WRITTEN TASK: Do not include the pictures; repeat the rest of the data exactly.

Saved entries
★ ★ ★

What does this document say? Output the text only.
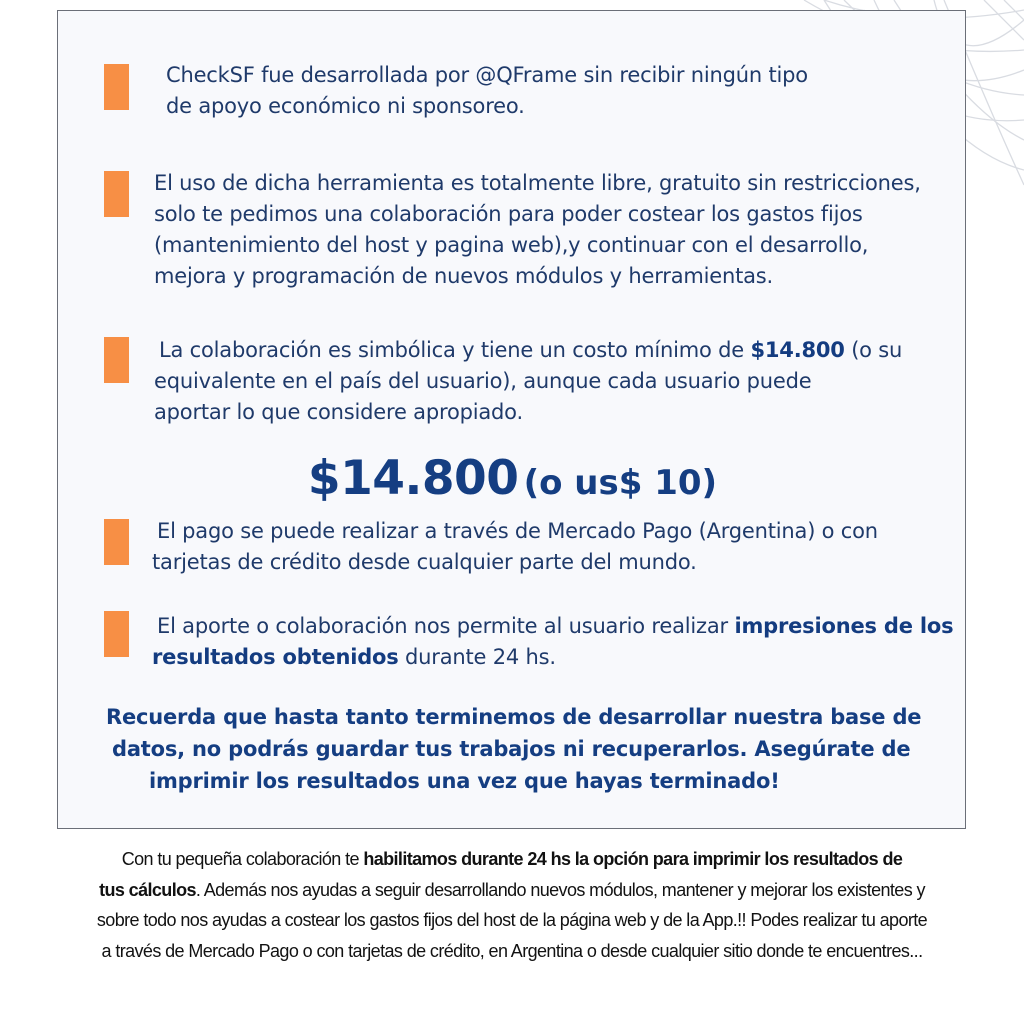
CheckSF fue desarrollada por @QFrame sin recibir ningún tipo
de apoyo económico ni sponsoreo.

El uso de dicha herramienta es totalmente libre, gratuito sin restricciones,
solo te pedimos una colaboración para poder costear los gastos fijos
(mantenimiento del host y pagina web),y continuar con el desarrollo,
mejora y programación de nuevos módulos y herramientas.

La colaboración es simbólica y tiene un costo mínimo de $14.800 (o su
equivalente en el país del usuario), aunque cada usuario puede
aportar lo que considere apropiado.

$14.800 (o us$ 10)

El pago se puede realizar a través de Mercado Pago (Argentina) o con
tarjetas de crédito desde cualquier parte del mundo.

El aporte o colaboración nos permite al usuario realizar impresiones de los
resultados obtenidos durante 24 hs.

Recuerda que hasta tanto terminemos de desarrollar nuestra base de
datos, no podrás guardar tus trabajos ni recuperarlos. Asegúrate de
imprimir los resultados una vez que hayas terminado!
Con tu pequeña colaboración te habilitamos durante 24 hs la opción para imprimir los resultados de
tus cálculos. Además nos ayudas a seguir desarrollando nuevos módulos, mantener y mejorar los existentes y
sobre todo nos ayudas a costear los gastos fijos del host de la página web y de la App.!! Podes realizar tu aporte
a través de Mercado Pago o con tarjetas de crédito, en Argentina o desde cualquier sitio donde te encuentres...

★ ★ ★

EXPECTED ANSWER:
What does this document say? Output the text only.
CheckSF fue desarrollada por @QFrame sin recibir ningún tipo
de apoyo económico ni sponsoreo.

El uso de dicha herramienta es totalmente libre, gratuito sin restricciones,
solo te pedimos una colaboración para poder costear los gastos fijos
(mantenimiento del host y pagina web),y continuar con el desarrollo,
mejora y programación de nuevos módulos y herramientas.

La colaboración es simbólica y tiene un costo mínimo de $14.800 (o su
equivalente en el país del usuario), aunque cada usuario puede
aportar lo que considere apropiado.

$14.800 (o us$ 10)

El pago se puede realizar a través de Mercado Pago (Argentina) o con
tarjetas de crédito desde cualquier parte del mundo.

El aporte o colaboración nos permite al usuario realizar impresiones de los
resultados obtenidos durante 24 hs.

Recuerda que hasta tanto terminemos de desarrollar nuestra base de
datos, no podrás guardar tus trabajos ni recuperarlos. Asegúrate de
imprimir los resultados una vez que hayas terminado!
Con tu pequeña colaboración te habilitamos durante 24 hs la opción para imprimir los resultados de
tus cálculos. Además nos ayudas a seguir desarrollando nuevos módulos, mantener y mejorar los existentes y
sobre todo nos ayudas a costear los gastos fijos del host de la página web y de la App.!! Podes realizar tu aporte
a través de Mercado Pago o con tarjetas de crédito, en Argentina o desde cualquier sitio donde te encuentres...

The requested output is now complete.